[Begin DATA TO PROCESS]

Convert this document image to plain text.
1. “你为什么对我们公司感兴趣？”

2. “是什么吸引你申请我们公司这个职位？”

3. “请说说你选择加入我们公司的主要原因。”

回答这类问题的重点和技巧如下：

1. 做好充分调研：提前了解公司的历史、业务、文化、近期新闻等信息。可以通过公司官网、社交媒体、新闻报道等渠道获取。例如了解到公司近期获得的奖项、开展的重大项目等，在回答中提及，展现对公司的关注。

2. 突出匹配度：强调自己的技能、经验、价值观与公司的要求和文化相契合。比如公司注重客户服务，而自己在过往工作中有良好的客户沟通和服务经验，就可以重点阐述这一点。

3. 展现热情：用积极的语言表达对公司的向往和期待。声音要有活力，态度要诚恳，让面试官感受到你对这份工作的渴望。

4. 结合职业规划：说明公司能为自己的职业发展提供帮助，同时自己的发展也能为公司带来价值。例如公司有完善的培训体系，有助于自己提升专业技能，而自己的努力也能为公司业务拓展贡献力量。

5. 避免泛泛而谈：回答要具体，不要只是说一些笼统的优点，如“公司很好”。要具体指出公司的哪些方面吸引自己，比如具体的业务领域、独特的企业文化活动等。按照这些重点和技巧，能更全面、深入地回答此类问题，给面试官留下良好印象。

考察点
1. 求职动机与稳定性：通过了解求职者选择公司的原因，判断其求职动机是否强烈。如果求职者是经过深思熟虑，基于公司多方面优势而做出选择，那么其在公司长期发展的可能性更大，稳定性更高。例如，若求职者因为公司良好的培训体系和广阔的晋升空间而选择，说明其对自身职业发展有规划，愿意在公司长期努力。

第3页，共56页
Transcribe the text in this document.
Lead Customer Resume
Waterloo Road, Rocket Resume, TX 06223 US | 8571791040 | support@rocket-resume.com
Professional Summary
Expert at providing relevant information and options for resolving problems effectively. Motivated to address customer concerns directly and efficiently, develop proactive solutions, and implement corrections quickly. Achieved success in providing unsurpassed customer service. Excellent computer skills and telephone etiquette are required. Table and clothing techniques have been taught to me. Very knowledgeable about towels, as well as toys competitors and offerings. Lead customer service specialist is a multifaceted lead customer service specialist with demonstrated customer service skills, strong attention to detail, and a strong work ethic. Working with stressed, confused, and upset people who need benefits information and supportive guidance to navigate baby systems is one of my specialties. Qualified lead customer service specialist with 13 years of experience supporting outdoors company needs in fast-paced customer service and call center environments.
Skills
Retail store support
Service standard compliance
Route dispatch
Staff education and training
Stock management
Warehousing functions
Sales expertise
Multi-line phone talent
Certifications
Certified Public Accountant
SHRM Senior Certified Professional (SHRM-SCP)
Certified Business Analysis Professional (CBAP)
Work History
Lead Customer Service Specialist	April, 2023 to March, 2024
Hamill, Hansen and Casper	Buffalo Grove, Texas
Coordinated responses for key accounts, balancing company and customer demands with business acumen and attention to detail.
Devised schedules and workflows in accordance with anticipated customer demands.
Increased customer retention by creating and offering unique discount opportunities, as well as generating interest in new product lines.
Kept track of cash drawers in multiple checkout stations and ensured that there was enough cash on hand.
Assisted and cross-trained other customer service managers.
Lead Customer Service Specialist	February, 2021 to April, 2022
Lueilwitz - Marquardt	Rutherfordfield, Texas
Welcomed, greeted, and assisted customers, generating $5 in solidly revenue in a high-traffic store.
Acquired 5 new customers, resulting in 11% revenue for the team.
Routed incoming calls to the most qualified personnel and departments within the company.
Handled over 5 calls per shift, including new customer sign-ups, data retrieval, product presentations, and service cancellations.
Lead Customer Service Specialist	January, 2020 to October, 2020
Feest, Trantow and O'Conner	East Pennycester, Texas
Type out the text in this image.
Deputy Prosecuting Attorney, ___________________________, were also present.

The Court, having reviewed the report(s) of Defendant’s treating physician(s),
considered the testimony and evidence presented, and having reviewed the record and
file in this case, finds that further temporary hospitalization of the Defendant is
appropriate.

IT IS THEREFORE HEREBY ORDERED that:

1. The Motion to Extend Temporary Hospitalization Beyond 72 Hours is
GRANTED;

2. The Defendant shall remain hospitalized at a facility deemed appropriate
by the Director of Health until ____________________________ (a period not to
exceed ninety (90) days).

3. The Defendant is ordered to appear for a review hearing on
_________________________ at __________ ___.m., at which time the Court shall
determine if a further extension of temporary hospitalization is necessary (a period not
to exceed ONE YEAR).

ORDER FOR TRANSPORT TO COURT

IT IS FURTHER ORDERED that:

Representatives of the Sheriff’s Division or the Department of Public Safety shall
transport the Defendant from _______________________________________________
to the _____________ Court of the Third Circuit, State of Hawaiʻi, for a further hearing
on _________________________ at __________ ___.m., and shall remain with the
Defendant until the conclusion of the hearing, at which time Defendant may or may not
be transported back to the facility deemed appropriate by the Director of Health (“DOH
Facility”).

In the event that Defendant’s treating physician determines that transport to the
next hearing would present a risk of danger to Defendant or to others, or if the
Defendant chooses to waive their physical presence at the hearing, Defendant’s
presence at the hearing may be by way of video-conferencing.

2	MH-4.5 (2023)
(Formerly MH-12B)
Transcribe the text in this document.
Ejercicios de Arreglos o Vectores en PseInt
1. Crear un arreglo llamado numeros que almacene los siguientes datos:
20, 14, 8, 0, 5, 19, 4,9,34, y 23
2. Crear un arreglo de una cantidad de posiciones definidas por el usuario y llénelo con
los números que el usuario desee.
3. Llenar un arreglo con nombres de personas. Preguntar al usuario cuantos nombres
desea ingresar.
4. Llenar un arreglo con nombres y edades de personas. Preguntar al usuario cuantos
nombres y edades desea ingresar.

[End DATA TO PROCESS]

**BRIEF**.
Give only the count of lines in the data that include the string "customers".

**SOLUTION TO THIS EXERCISE**.
2